◆ PROBLEM REQUIREMENTS
Work out how many lines of the listing hold the string "execution". Answer with that number alone.
━━━━━━━━━━
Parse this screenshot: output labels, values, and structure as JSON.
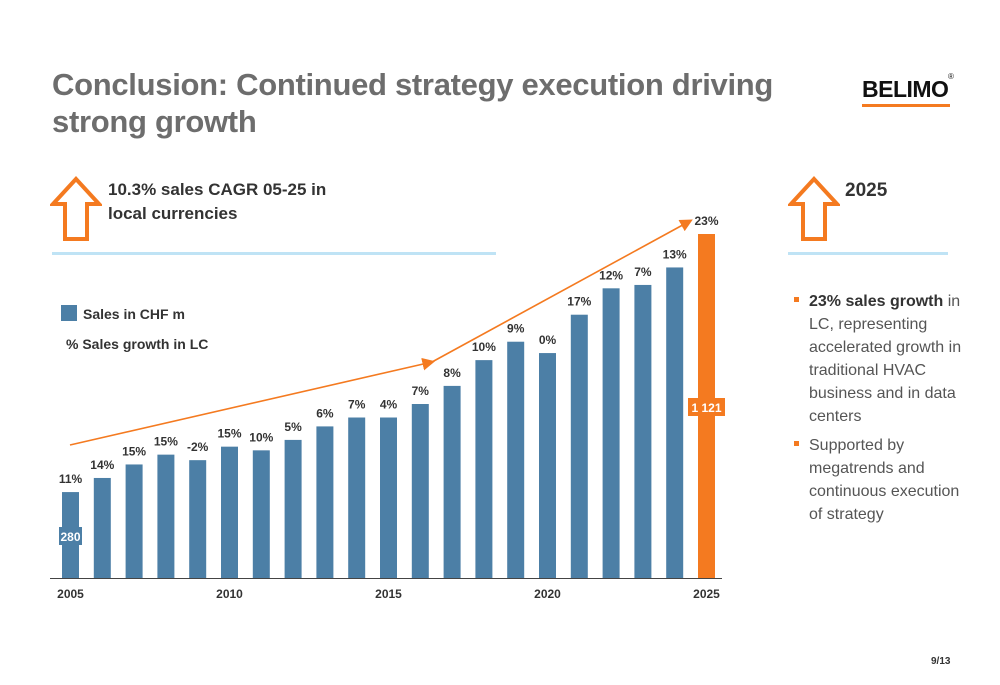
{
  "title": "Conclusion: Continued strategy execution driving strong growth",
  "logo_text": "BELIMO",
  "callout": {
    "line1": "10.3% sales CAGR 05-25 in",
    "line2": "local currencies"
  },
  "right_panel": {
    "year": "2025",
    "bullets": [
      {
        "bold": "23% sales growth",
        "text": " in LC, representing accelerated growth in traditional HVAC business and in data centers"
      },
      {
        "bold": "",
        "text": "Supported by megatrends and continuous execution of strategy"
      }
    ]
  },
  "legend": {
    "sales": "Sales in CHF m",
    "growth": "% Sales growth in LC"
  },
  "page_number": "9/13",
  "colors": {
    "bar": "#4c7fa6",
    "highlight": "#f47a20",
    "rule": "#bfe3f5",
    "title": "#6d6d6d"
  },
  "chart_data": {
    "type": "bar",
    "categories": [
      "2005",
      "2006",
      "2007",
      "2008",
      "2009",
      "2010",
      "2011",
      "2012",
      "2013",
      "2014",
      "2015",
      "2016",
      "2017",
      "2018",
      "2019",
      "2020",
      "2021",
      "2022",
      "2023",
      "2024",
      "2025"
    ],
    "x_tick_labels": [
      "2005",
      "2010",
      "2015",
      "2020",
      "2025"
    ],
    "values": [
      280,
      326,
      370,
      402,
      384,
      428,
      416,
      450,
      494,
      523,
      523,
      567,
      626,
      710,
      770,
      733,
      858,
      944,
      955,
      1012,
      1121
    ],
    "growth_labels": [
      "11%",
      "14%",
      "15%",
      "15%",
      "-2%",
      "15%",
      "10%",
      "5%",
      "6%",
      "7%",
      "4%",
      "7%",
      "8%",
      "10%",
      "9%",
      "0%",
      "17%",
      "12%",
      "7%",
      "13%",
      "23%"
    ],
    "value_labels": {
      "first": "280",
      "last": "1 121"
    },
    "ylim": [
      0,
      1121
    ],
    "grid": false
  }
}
━━━━━━━━━━
◆ THE SOLUTION
2